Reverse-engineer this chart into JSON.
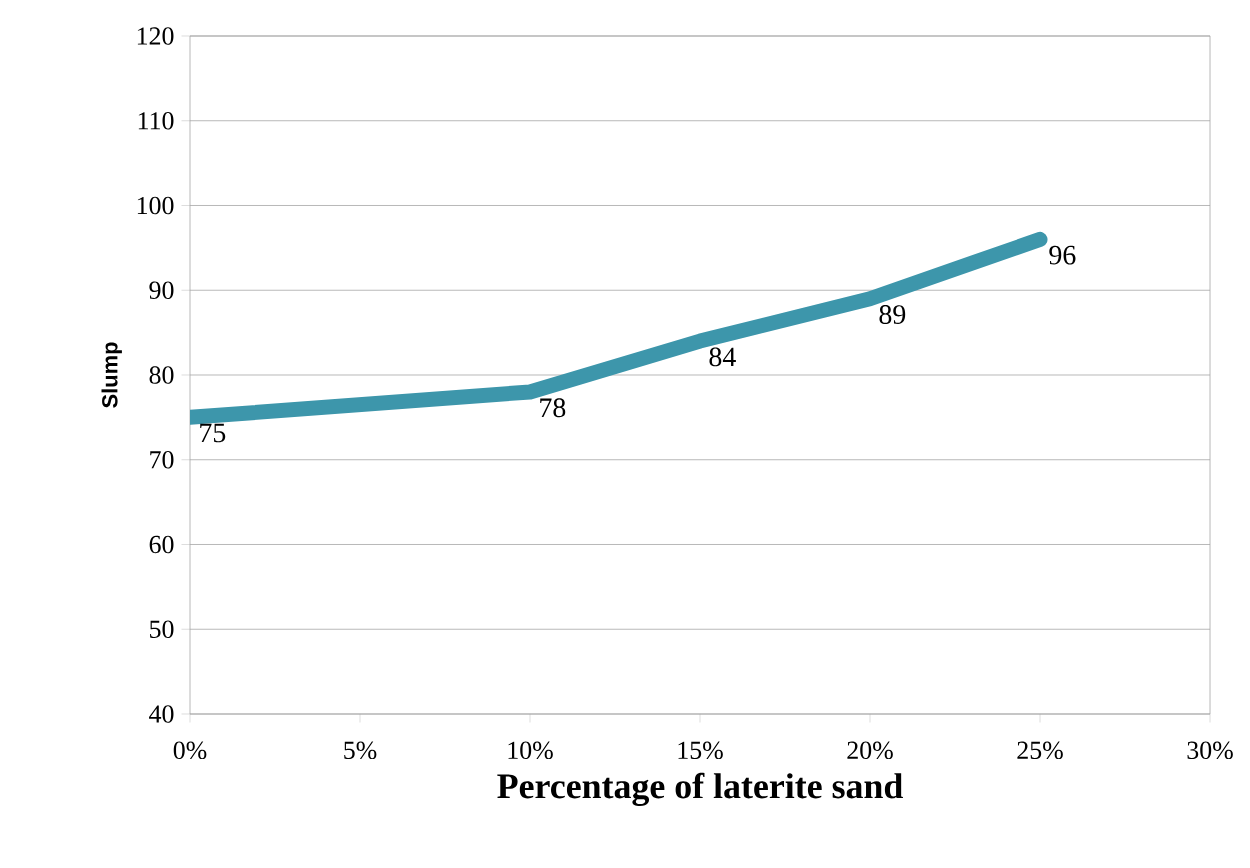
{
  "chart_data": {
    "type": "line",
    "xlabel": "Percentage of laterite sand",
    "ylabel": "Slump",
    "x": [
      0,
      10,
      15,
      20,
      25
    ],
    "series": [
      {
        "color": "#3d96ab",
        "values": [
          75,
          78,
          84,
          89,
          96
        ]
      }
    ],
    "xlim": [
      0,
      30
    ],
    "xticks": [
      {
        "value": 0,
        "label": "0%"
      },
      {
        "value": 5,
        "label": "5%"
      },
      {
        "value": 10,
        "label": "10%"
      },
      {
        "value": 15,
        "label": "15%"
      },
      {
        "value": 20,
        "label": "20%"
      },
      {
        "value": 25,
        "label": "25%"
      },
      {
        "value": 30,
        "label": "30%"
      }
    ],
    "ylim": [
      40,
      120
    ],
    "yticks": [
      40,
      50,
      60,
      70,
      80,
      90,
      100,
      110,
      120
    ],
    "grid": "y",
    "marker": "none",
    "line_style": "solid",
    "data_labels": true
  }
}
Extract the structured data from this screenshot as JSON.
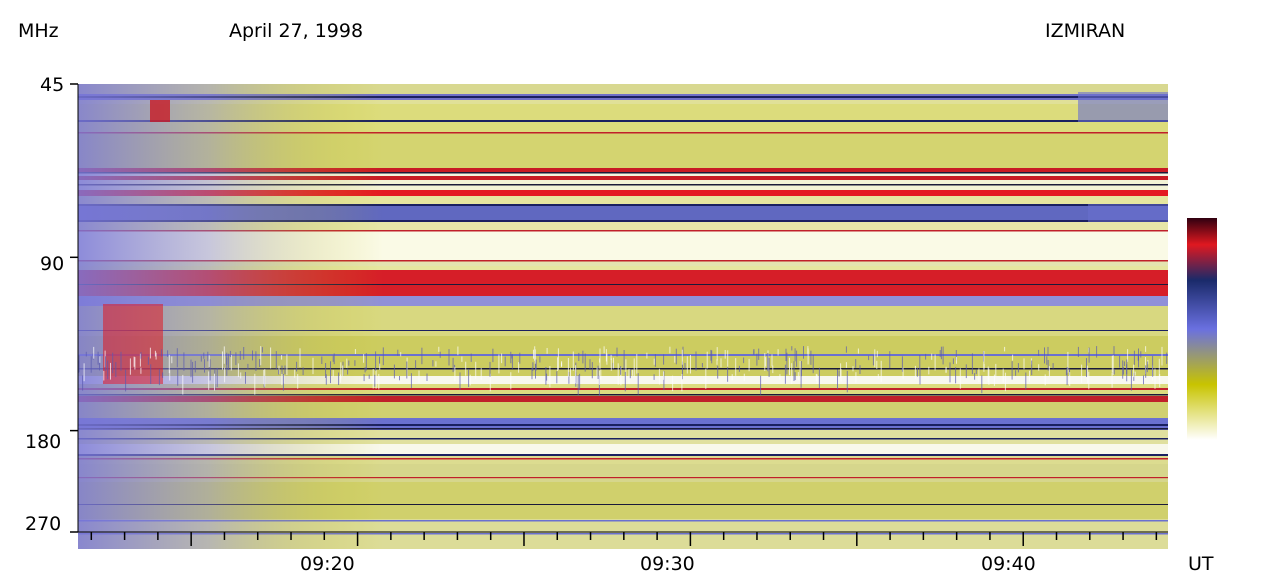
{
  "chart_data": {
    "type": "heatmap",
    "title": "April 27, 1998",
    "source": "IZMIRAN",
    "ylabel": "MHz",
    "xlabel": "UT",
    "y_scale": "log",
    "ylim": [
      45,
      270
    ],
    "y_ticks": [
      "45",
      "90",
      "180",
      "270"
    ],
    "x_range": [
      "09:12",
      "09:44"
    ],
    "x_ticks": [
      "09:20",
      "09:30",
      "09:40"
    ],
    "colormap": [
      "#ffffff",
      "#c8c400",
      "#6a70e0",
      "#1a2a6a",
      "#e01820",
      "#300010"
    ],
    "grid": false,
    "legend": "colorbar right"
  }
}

==========

Instructions to follow: Leave out the pictures and output every record above precisely as given.

Solution below:
Reverse-engineer this chart into JSON.
{
  "chart_data": {
    "type": "line",
    "xlabel": "Percentage of laterite sand",
    "ylabel": "Slump",
    "x": [
      0,
      10,
      15,
      20,
      25
    ],
    "series": [
      {
        "color": "#3d96ab",
        "values": [
          75,
          78,
          84,
          89,
          96
        ]
      }
    ],
    "xlim": [
      0,
      30
    ],
    "xticks": [
      {
        "value": 0,
        "label": "0%"
      },
      {
        "value": 5,
        "label": "5%"
      },
      {
        "value": 10,
        "label": "10%"
      },
      {
        "value": 15,
        "label": "15%"
      },
      {
        "value": 20,
        "label": "20%"
      },
      {
        "value": 25,
        "label": "25%"
      },
      {
        "value": 30,
        "label": "30%"
      }
    ],
    "ylim": [
      40,
      120
    ],
    "yticks": [
      40,
      50,
      60,
      70,
      80,
      90,
      100,
      110,
      120
    ],
    "grid": "y",
    "marker": "none",
    "line_style": "solid",
    "data_labels": true
  }
}
Extract the structured data from this screenshot as JSON.
{
  "chart_data": {
    "type": "heatmap",
    "title": "April 27, 1998",
    "source": "IZMIRAN",
    "ylabel": "MHz",
    "xlabel": "UT",
    "y_scale": "log",
    "ylim": [
      45,
      270
    ],
    "y_ticks": [
      "45",
      "90",
      "180",
      "270"
    ],
    "x_range": [
      "09:12",
      "09:44"
    ],
    "x_ticks": [
      "09:20",
      "09:30",
      "09:40"
    ],
    "colormap": [
      "#ffffff",
      "#c8c400",
      "#6a70e0",
      "#1a2a6a",
      "#e01820",
      "#300010"
    ],
    "grid": false,
    "legend": "colorbar right"
  }
}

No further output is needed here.